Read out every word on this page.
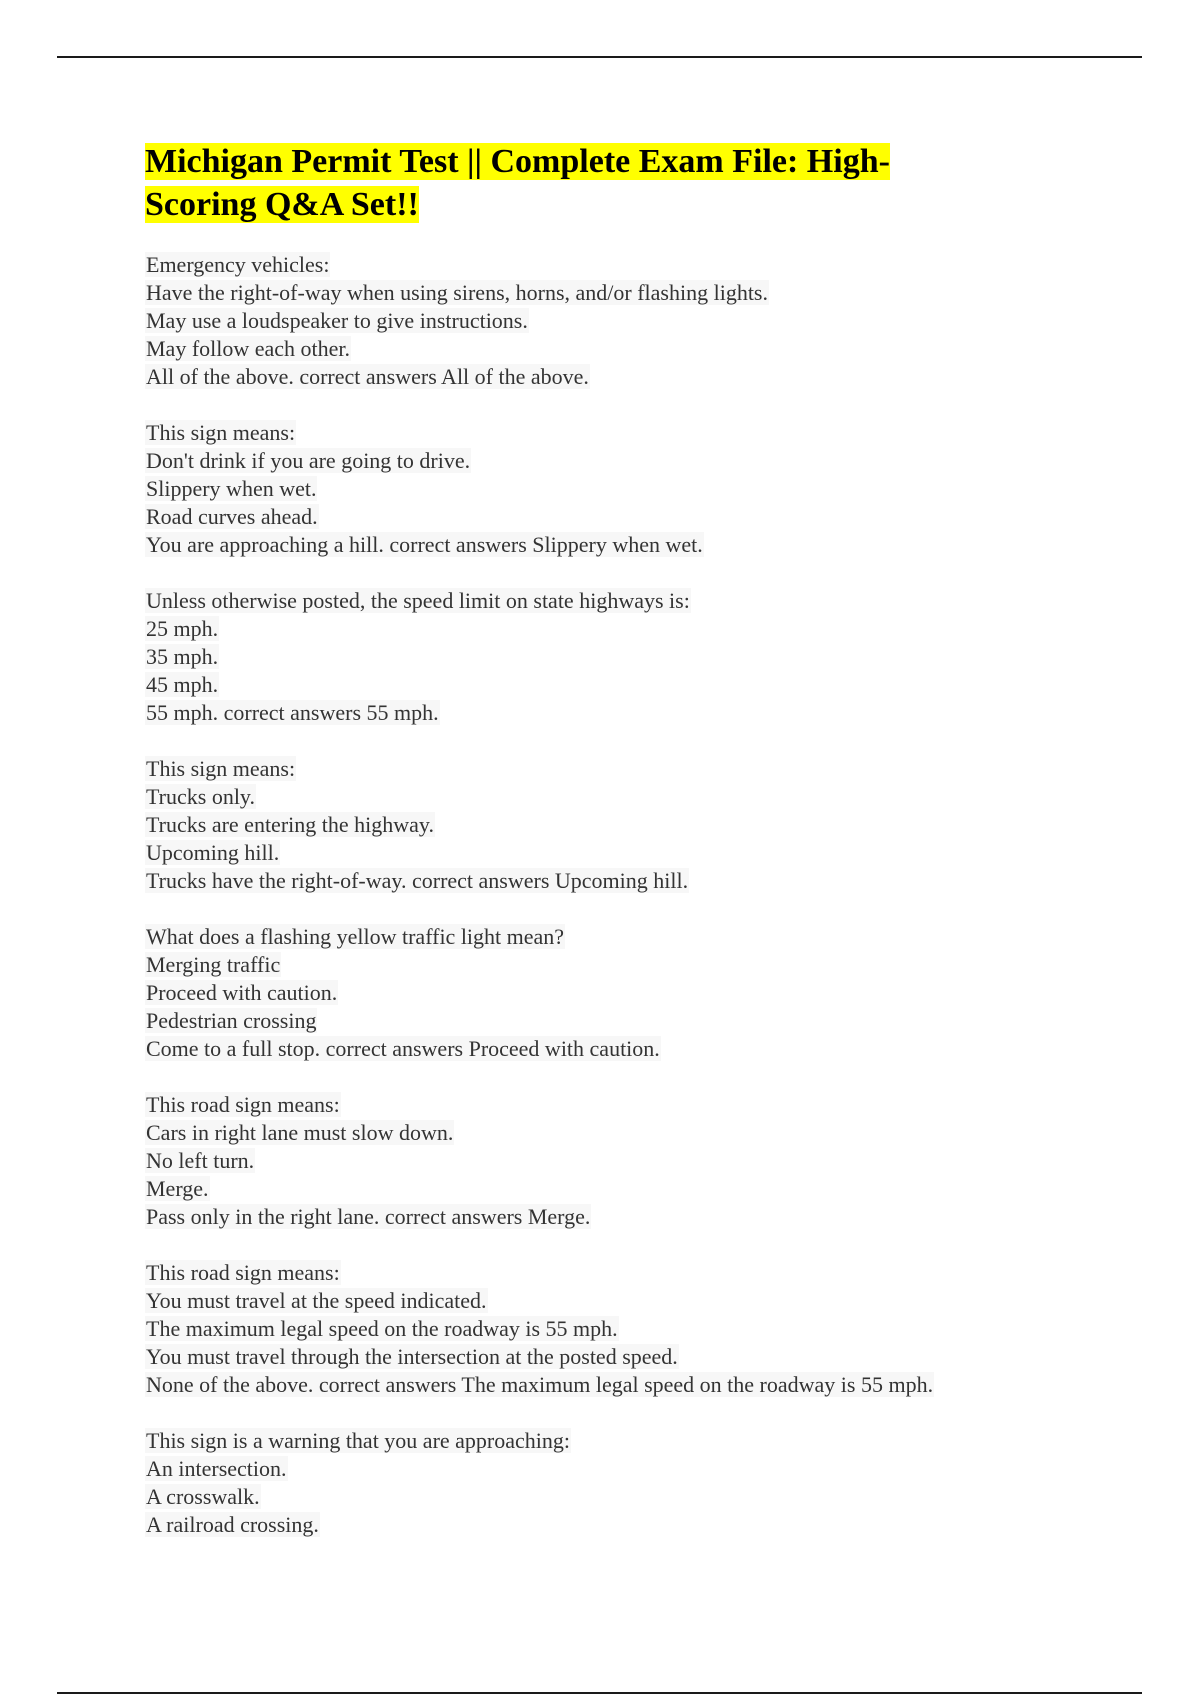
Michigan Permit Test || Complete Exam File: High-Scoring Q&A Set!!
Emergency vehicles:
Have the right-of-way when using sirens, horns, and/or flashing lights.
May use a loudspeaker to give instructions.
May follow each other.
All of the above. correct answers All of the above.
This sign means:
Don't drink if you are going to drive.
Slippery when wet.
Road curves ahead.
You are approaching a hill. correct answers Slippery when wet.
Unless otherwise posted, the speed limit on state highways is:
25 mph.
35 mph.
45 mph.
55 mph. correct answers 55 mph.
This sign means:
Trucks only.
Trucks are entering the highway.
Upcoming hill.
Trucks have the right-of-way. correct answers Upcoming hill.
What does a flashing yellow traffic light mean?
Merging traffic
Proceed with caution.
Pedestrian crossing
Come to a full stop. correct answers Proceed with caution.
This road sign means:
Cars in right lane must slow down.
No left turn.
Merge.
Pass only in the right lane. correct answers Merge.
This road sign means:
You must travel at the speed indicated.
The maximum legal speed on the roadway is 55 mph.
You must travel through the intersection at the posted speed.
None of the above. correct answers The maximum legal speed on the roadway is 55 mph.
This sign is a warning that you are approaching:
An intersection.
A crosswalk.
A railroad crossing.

### What needs to be done:
Find every line in the records above that contains the word "posted", and copy each one.

### Task result:
Unless otherwise posted, the speed limit on state highways is:
You must travel through the intersection at the posted speed.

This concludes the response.